§ **Task to complete**
Could you repeat, word for word, every line from the one containing "Give me a plain-text" through the final line of the records below, and nothing else?

§ **Exercise input**
────
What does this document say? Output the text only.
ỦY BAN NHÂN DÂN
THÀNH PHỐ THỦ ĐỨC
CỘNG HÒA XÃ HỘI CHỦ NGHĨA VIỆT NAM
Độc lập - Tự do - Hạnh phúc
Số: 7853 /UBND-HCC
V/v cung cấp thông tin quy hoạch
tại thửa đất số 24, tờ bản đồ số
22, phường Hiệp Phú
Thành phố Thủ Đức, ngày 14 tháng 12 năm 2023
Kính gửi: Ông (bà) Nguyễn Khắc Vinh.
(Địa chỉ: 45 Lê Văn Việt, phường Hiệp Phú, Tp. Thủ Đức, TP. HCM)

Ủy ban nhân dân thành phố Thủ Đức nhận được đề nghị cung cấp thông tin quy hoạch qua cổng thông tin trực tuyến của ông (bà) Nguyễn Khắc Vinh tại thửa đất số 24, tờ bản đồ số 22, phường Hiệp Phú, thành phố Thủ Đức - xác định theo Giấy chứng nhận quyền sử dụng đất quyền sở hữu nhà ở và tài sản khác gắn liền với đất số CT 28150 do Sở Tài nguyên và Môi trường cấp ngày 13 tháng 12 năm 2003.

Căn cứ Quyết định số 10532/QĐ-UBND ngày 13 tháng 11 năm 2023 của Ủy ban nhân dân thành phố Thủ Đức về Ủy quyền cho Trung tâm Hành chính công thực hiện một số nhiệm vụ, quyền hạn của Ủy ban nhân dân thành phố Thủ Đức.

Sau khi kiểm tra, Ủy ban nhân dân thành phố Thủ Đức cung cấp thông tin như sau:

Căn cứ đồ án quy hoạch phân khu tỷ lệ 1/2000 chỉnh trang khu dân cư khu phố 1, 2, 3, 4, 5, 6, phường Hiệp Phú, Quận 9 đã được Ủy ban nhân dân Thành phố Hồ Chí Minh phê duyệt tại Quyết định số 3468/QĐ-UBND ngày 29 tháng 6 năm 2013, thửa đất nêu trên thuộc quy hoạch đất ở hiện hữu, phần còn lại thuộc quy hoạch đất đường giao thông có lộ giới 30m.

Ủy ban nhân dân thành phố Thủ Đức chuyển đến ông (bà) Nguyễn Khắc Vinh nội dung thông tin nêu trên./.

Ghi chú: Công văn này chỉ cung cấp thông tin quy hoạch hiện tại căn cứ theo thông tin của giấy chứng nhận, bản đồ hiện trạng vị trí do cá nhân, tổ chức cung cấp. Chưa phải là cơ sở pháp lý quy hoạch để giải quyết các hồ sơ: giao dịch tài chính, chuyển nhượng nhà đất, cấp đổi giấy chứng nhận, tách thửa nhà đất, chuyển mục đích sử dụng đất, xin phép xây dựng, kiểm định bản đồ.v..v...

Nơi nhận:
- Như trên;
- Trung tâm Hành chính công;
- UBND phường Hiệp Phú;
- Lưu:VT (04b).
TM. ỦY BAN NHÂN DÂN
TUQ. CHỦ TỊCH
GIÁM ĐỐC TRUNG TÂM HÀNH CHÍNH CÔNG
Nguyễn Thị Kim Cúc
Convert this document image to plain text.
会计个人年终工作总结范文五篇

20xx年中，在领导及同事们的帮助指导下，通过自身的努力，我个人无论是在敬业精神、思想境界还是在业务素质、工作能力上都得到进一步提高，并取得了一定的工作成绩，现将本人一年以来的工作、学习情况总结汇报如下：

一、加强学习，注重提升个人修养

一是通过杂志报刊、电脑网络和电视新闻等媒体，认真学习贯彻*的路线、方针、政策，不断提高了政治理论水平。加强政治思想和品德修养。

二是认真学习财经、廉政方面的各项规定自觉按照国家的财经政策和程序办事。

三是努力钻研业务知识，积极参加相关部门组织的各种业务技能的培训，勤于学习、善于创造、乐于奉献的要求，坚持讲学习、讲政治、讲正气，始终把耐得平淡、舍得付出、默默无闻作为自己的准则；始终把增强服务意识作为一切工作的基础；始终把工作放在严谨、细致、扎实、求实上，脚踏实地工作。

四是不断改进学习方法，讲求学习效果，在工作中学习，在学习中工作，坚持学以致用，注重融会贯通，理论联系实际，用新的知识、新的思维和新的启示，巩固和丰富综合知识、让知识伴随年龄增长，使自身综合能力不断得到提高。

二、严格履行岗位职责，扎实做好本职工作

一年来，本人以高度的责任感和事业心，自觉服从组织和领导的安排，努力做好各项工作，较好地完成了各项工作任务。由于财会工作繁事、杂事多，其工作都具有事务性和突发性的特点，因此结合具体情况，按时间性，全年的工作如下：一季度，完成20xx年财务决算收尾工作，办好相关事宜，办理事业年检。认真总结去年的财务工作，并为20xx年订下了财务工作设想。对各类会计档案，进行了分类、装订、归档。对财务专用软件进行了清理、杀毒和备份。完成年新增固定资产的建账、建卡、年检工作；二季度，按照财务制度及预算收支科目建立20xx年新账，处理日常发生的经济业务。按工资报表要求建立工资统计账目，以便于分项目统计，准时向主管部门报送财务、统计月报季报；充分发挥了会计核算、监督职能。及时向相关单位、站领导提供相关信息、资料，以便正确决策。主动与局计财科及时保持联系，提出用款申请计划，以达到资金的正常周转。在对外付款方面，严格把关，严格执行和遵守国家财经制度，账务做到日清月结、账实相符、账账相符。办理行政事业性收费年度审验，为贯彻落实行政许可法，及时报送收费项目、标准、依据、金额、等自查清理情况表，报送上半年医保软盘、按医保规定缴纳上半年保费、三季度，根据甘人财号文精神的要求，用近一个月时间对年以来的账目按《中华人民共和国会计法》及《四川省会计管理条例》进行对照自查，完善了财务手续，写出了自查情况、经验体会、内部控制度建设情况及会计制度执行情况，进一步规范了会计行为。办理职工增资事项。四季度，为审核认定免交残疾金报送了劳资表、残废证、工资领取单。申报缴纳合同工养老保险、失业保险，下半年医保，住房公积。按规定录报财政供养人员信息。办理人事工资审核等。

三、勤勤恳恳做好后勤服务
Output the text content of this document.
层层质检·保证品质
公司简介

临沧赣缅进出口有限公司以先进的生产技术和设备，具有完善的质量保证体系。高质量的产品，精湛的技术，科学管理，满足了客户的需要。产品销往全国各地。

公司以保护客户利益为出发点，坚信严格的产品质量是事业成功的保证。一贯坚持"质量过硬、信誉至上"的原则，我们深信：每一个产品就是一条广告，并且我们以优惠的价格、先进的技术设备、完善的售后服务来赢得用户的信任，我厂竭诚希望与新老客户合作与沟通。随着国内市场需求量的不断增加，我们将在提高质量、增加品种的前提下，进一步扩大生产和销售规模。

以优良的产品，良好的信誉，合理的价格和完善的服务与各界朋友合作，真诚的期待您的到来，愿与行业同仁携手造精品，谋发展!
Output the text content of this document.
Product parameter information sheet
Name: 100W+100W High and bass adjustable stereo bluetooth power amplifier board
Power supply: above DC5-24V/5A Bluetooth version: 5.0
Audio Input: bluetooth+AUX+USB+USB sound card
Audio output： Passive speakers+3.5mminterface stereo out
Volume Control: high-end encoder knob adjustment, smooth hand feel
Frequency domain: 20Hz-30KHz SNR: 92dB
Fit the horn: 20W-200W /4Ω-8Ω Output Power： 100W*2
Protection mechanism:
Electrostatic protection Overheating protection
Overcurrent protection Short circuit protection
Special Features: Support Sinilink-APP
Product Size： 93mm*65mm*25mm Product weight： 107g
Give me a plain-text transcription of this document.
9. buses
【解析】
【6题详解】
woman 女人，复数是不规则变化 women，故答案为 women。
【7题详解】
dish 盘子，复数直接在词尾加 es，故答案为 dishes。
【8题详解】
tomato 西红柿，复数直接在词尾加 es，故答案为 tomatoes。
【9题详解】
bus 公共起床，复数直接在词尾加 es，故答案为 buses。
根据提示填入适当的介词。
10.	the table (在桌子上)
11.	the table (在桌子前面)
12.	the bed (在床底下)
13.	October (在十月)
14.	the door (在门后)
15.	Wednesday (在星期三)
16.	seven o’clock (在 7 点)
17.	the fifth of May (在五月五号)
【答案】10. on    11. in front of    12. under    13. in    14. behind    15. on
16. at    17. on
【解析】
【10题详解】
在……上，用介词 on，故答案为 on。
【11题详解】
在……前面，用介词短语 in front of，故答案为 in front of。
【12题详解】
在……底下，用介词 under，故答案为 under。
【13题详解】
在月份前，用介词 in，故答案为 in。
────
§ **Response for this exercise**
Give me a plain-text transcription of this document.
9. buses
【解析】
【6题详解】
woman 女人，复数是不规则变化 women，故答案为 women。
【7题详解】
dish 盘子，复数直接在词尾加 es，故答案为 dishes。
【8题详解】
tomato 西红柿，复数直接在词尾加 es，故答案为 tomatoes。
【9题详解】
bus 公共起床，复数直接在词尾加 es，故答案为 buses。
根据提示填入适当的介词。
10.	the table (在桌子上)
11.	the table (在桌子前面)
12.	the bed (在床底下)
13.	October (在十月)
14.	the door (在门后)
15.	Wednesday (在星期三)
16.	seven o’clock (在 7 点)
17.	the fifth of May (在五月五号)
【答案】10. on    11. in front of    12. under    13. in    14. behind    15. on
16. at    17. on
【解析】
【10题详解】
在……上，用介词 on，故答案为 on。
【11题详解】
在……前面，用介词短语 in front of，故答案为 in front of。
【12题详解】
在……底下，用介词 under，故答案为 under。
【13题详解】
在月份前，用介词 in，故答案为 in。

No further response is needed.